- _WHAT NEEDS TO BE DONE_: Copy down every line where the string "fourth" shows up.

- _GIVEN DATA_:

** START **

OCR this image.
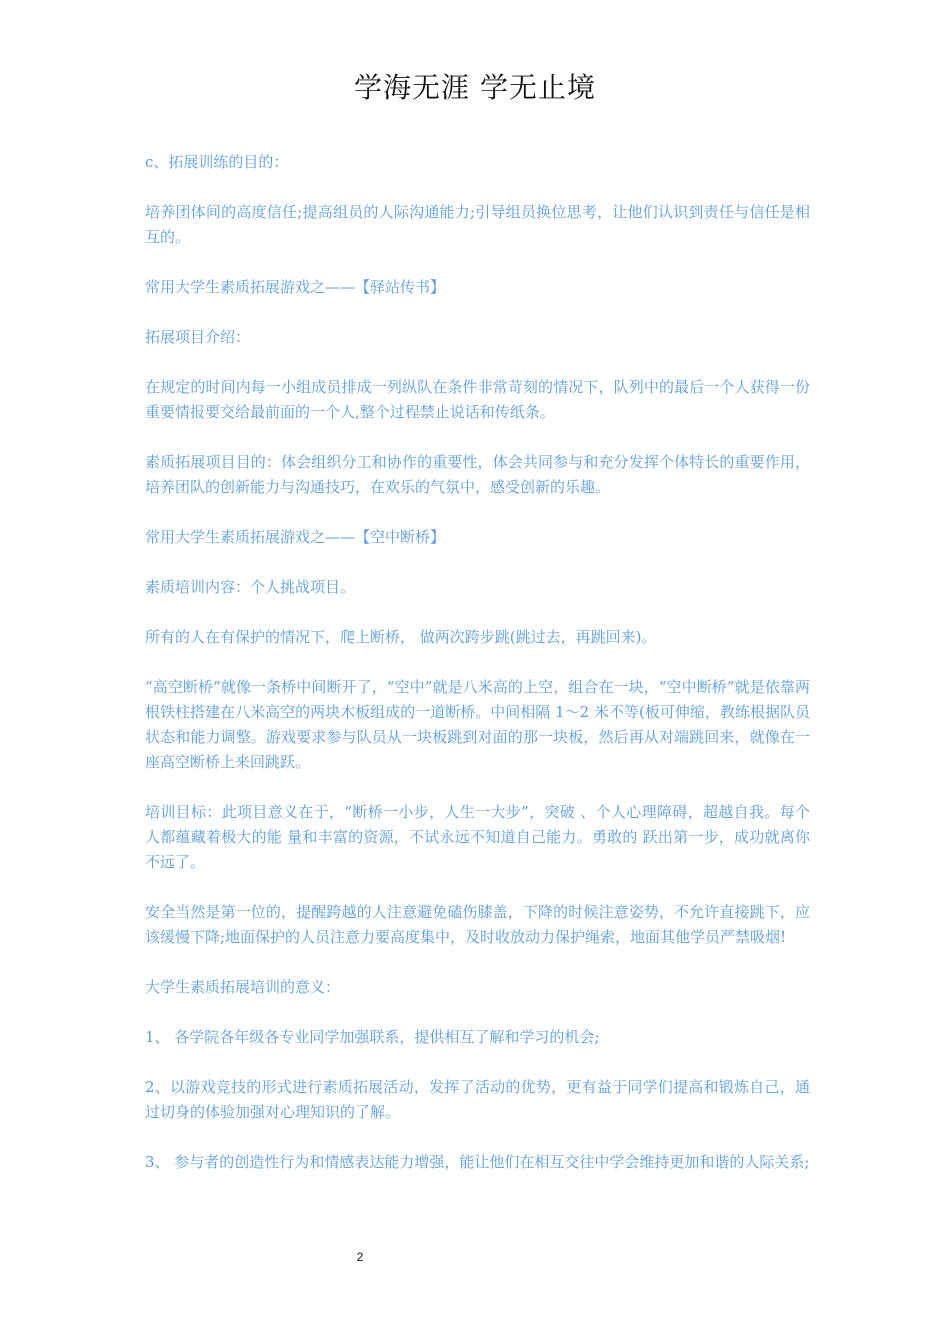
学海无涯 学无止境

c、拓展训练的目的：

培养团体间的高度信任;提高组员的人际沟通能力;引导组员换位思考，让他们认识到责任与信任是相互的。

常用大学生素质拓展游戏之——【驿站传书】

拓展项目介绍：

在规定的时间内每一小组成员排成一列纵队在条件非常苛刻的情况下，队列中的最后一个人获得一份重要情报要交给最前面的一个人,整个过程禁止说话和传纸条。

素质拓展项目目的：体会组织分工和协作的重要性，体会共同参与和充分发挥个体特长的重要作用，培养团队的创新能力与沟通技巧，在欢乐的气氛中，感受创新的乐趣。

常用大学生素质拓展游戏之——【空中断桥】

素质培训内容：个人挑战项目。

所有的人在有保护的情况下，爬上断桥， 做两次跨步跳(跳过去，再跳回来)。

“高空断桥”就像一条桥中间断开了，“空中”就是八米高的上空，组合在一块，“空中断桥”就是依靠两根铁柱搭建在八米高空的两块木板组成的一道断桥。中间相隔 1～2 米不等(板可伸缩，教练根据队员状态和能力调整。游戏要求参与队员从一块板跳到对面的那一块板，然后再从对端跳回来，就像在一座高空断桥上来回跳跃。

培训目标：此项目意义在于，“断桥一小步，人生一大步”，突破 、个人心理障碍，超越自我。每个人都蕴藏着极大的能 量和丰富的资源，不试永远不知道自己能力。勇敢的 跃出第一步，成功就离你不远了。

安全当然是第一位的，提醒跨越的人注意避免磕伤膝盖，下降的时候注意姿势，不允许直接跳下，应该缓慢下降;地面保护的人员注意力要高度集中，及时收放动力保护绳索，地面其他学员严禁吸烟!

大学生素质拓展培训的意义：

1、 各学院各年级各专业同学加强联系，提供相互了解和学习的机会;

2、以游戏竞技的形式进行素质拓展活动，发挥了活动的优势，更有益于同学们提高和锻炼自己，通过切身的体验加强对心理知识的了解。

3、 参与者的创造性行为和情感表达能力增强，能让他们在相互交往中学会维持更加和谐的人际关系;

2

** END **
** START **

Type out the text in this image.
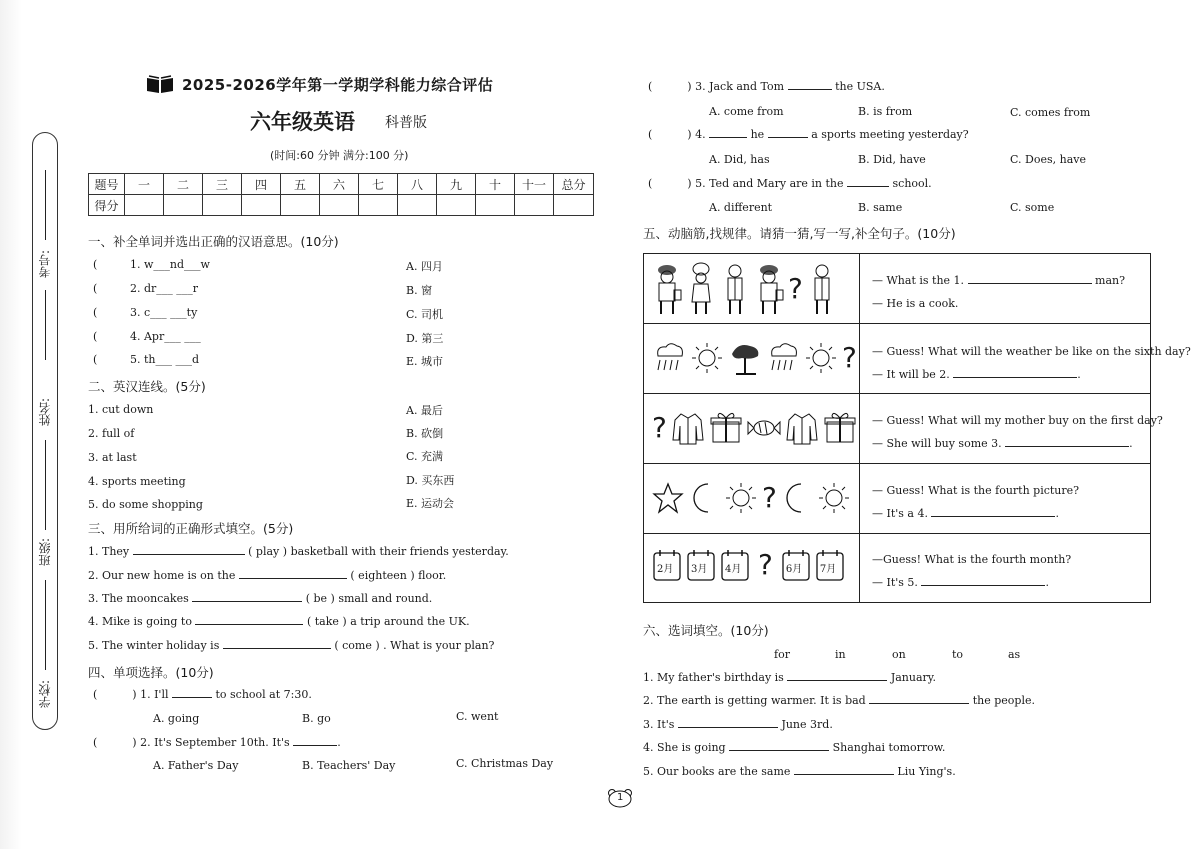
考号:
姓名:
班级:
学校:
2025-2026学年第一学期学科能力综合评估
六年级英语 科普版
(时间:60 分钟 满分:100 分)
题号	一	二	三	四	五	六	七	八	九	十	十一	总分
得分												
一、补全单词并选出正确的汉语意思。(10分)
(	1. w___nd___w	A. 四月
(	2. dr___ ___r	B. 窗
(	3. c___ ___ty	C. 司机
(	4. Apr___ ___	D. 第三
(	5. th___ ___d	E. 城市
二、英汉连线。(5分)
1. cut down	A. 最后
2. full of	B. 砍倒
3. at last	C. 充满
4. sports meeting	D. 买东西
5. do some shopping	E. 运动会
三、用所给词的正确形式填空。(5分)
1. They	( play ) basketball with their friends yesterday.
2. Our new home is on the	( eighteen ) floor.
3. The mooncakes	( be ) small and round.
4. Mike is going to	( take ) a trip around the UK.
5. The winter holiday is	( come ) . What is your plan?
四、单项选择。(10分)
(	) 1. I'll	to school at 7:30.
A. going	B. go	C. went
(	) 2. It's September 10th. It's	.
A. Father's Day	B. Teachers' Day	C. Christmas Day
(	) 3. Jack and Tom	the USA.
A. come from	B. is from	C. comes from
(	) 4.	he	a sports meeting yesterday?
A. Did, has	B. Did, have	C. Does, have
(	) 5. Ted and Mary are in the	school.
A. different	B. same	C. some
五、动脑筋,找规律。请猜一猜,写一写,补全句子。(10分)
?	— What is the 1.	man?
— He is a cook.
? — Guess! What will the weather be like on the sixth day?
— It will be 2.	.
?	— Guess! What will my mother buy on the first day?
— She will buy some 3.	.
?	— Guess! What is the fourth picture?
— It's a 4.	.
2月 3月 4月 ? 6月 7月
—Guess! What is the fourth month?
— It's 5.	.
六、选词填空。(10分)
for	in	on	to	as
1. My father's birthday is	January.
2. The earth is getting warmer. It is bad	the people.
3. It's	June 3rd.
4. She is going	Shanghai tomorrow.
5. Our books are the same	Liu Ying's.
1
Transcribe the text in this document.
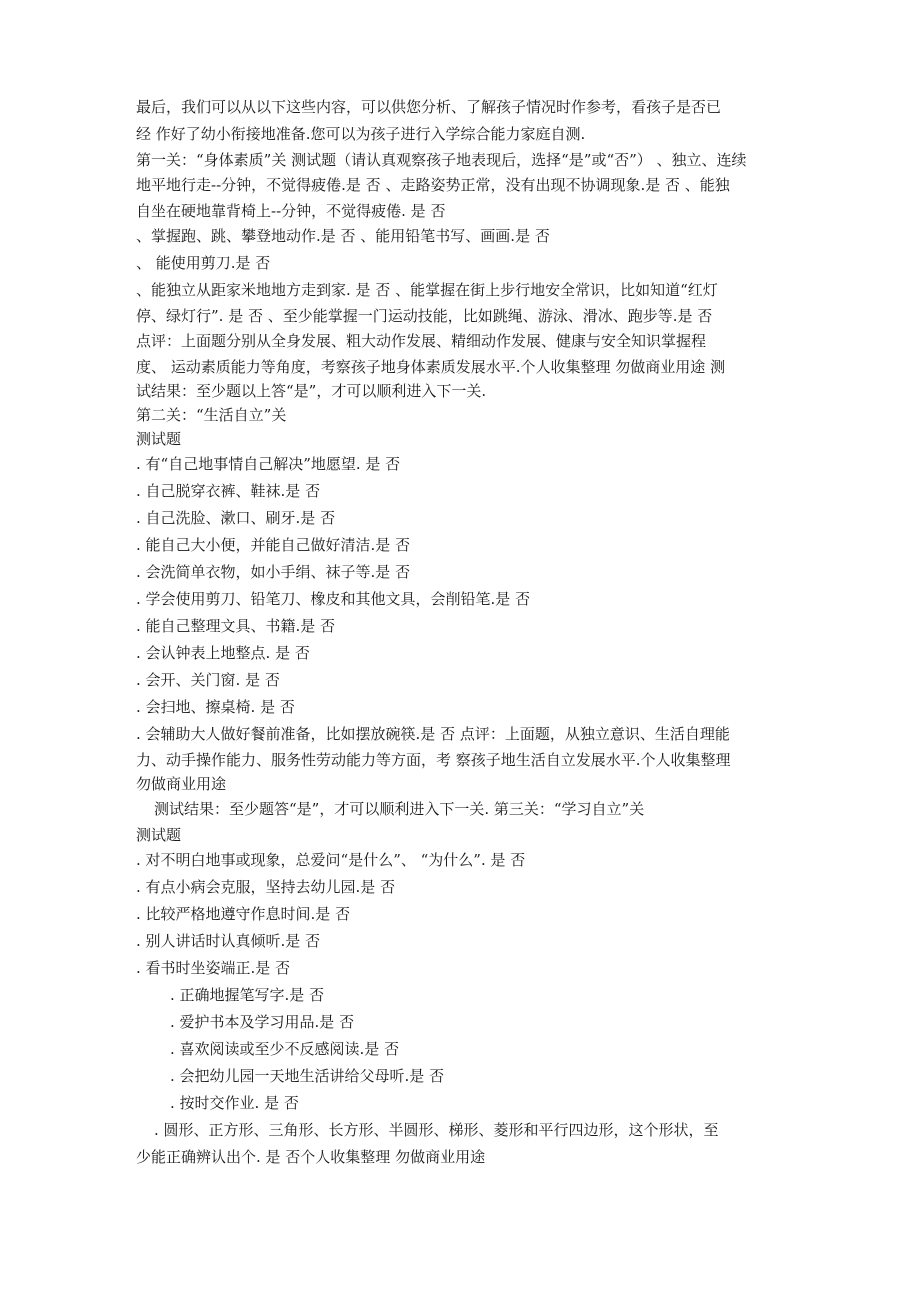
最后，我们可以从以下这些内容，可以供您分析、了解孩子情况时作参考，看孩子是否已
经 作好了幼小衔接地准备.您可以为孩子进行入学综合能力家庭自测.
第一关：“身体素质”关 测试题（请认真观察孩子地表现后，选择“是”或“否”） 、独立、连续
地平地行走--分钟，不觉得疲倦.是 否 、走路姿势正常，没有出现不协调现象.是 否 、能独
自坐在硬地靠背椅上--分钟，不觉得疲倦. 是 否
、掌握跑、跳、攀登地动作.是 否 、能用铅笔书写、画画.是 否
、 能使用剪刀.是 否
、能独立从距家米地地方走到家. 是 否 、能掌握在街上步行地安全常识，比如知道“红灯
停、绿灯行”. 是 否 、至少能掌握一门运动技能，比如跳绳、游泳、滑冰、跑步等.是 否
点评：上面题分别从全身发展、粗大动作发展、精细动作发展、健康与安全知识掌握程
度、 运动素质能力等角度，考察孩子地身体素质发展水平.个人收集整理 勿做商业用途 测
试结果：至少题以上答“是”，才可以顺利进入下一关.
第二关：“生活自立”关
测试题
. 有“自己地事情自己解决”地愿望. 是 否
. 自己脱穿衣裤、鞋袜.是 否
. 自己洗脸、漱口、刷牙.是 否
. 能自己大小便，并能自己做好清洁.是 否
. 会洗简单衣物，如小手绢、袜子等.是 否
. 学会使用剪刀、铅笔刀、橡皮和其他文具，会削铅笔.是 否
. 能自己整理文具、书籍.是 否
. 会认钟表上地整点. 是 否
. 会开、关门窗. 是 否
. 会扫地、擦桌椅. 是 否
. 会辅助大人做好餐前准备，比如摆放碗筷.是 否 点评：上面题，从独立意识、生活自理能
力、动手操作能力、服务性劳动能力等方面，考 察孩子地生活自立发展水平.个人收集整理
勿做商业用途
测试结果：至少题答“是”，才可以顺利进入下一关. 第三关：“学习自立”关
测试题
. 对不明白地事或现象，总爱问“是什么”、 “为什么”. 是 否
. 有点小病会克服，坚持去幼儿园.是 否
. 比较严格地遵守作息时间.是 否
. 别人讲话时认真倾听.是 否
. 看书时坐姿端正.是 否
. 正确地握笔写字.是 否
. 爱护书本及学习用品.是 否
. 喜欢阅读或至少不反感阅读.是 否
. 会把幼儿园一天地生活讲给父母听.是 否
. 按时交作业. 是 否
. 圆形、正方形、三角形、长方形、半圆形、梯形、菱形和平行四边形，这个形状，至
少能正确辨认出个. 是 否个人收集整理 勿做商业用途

** END **
** START **

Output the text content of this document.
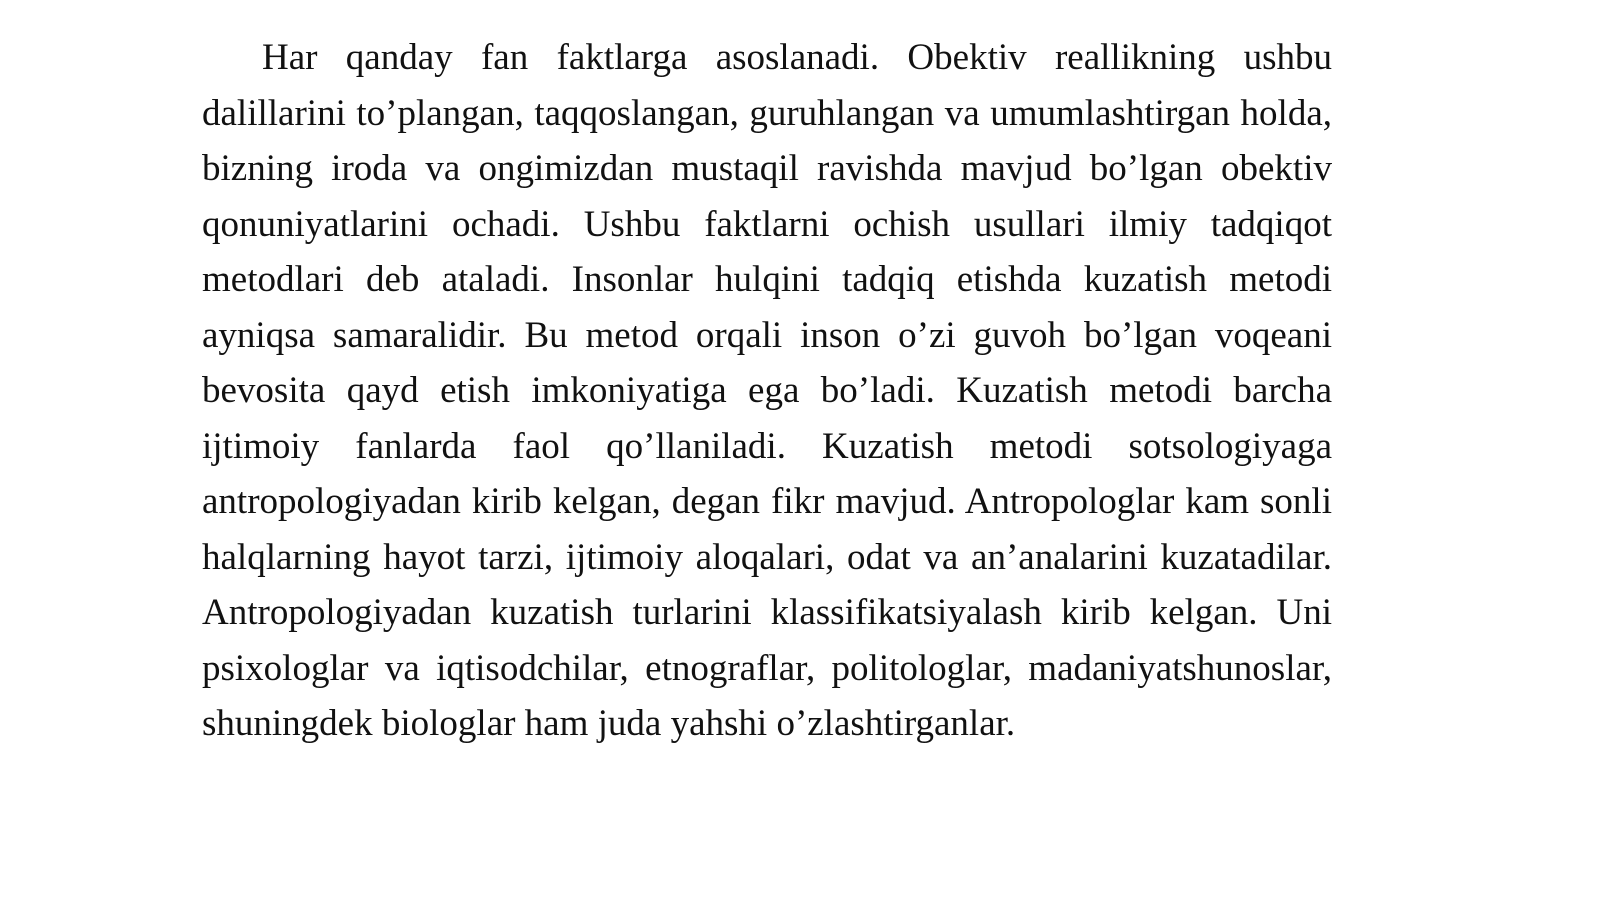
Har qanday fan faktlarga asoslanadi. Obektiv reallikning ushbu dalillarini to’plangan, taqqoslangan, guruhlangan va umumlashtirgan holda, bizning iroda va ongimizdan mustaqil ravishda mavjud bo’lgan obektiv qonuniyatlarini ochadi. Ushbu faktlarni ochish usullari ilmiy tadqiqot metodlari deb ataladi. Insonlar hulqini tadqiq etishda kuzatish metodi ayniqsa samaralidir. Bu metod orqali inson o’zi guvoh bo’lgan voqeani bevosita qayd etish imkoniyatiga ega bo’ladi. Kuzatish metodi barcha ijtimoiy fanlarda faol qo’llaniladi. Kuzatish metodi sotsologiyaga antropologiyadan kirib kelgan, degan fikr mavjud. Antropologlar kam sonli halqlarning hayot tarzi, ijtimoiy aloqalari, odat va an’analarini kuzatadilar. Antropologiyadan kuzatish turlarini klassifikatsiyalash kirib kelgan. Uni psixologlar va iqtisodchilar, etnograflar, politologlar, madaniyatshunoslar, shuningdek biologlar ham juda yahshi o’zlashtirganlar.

** END **

- _COMPLETE RESPONSE_:
?	— Guess! What is the fourth picture?
—Guess! What is the fourth month?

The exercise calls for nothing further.